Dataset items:
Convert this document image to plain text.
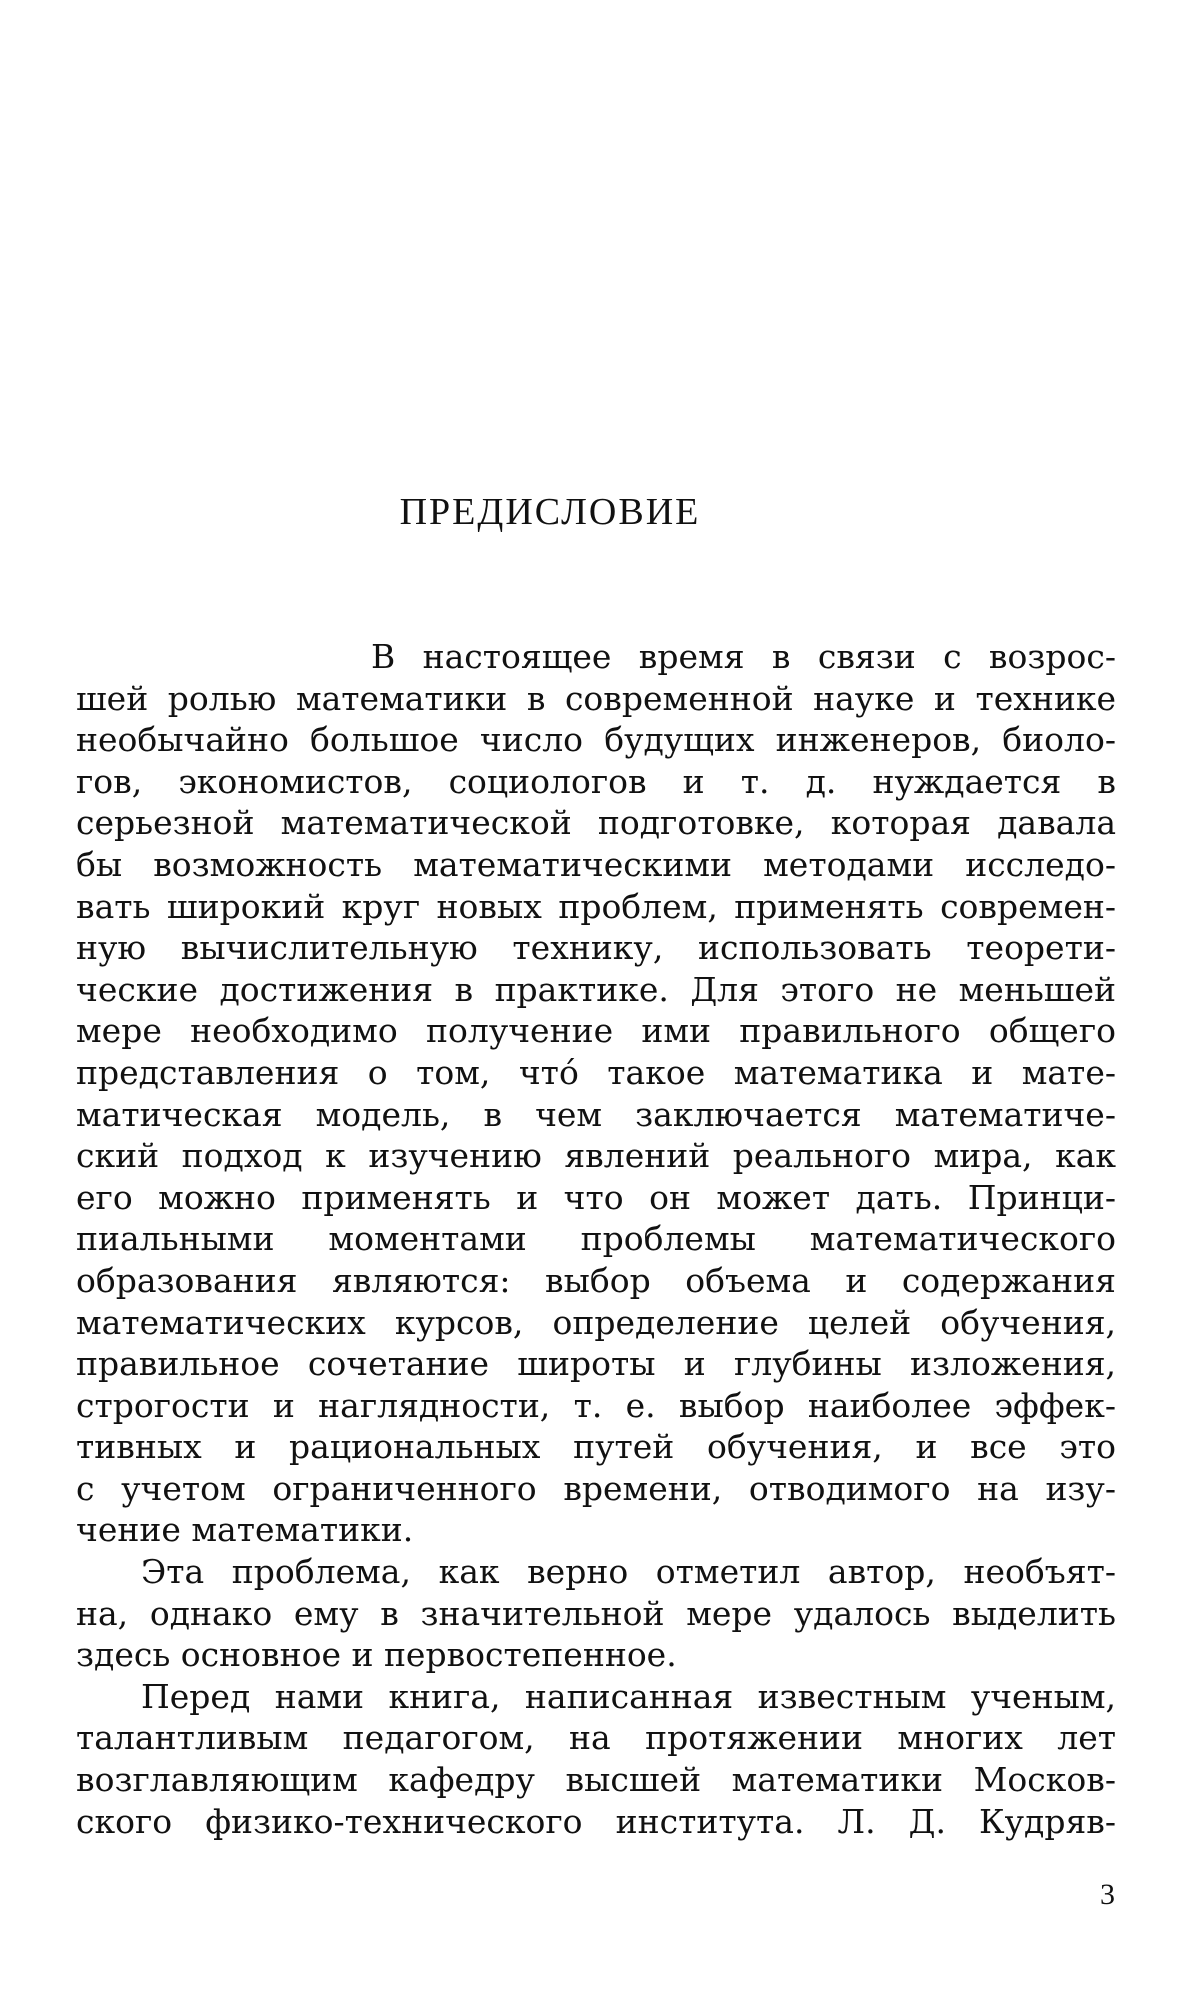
ПРЕДИСЛОВИЕ
В настоящее время в связи с возрос-
шей ролью математики в современной науке и технике
необычайно большое число будущих инженеров, биоло-
гов, экономистов, социологов и т. д. нуждается в
серьезной математической подготовке, которая давала
бы возможность математическими методами исследо-
вать широкий круг новых проблем, применять современ-
ную вычислительную технику, использовать теорети-
ческие достижения в практике. Для этого не меньшей
мере необходимо получение ими правильного общего
представления о том, что́ такое математика и мате-
матическая модель, в чем заключается математиче-
ский подход к изучению явлений реального мира, как
его можно применять и что он может дать. Принци-
пиальными моментами проблемы математического
образования являются: выбор объема и содержания
математических курсов, определение целей обучения,
правильное сочетание широты и глубины изложения,
строгости и наглядности, т. е. выбор наиболее эффек-
тивных и рациональных путей обучения, и все это
с учетом ограниченного времени, отводимого на изу-
чение математики.
Эта проблема, как верно отметил автор, необъят-
на, однако ему в значительной мере удалось выделить
здесь основное и первостепенное.
Перед нами книга, написанная известным ученым,
талантливым педагогом, на протяжении многих лет
возглавляющим кафедру высшей математики Москов-
ского физико-технического института. Л. Д. Кудряв-
3
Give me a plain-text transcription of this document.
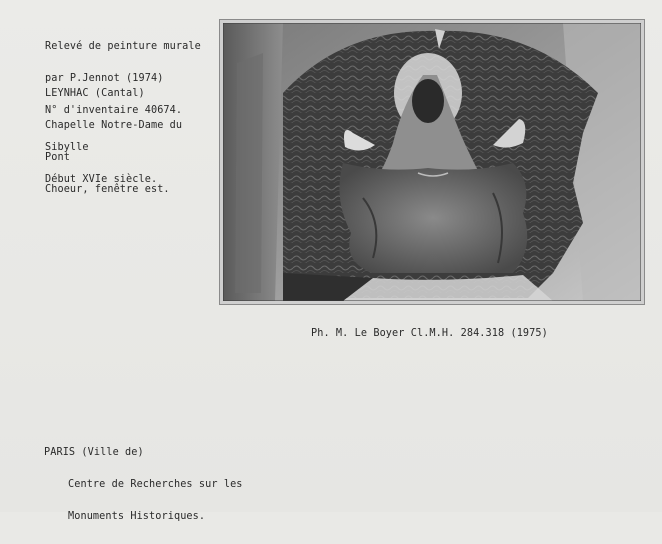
Relevé de peinture murale

par P.Jennot (1974)

N° d'inventaire 40674.

LEYNHAC (Cantal)

Chapelle Notre-Dame du

Pont

Choeur, fenêtre est.

Sibylle

Début XVIe siècle.

Ph. M. Le Boyer Cl.M.H. 284.318 (1975)

PARIS (Ville de)

Centre de Recherches sur les

Monuments Historiques.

» Problem to work on
Take only the line containing "Give me a plain-text" and every line after it to the end of the entries, and copy them exactly, pictures excluded.

» Result of this exercise
Give me a plain-text transcription of this document.
Relevé de peinture murale

par P.Jennot (1974)

N° d'inventaire 40674.

LEYNHAC (Cantal)

Chapelle Notre-Dame du

Pont

Choeur, fenêtre est.

Sibylle

Début XVIe siècle.

Ph. M. Le Boyer Cl.M.H. 284.318 (1975)

PARIS (Ville de)

Centre de Recherches sur les

Monuments Historiques.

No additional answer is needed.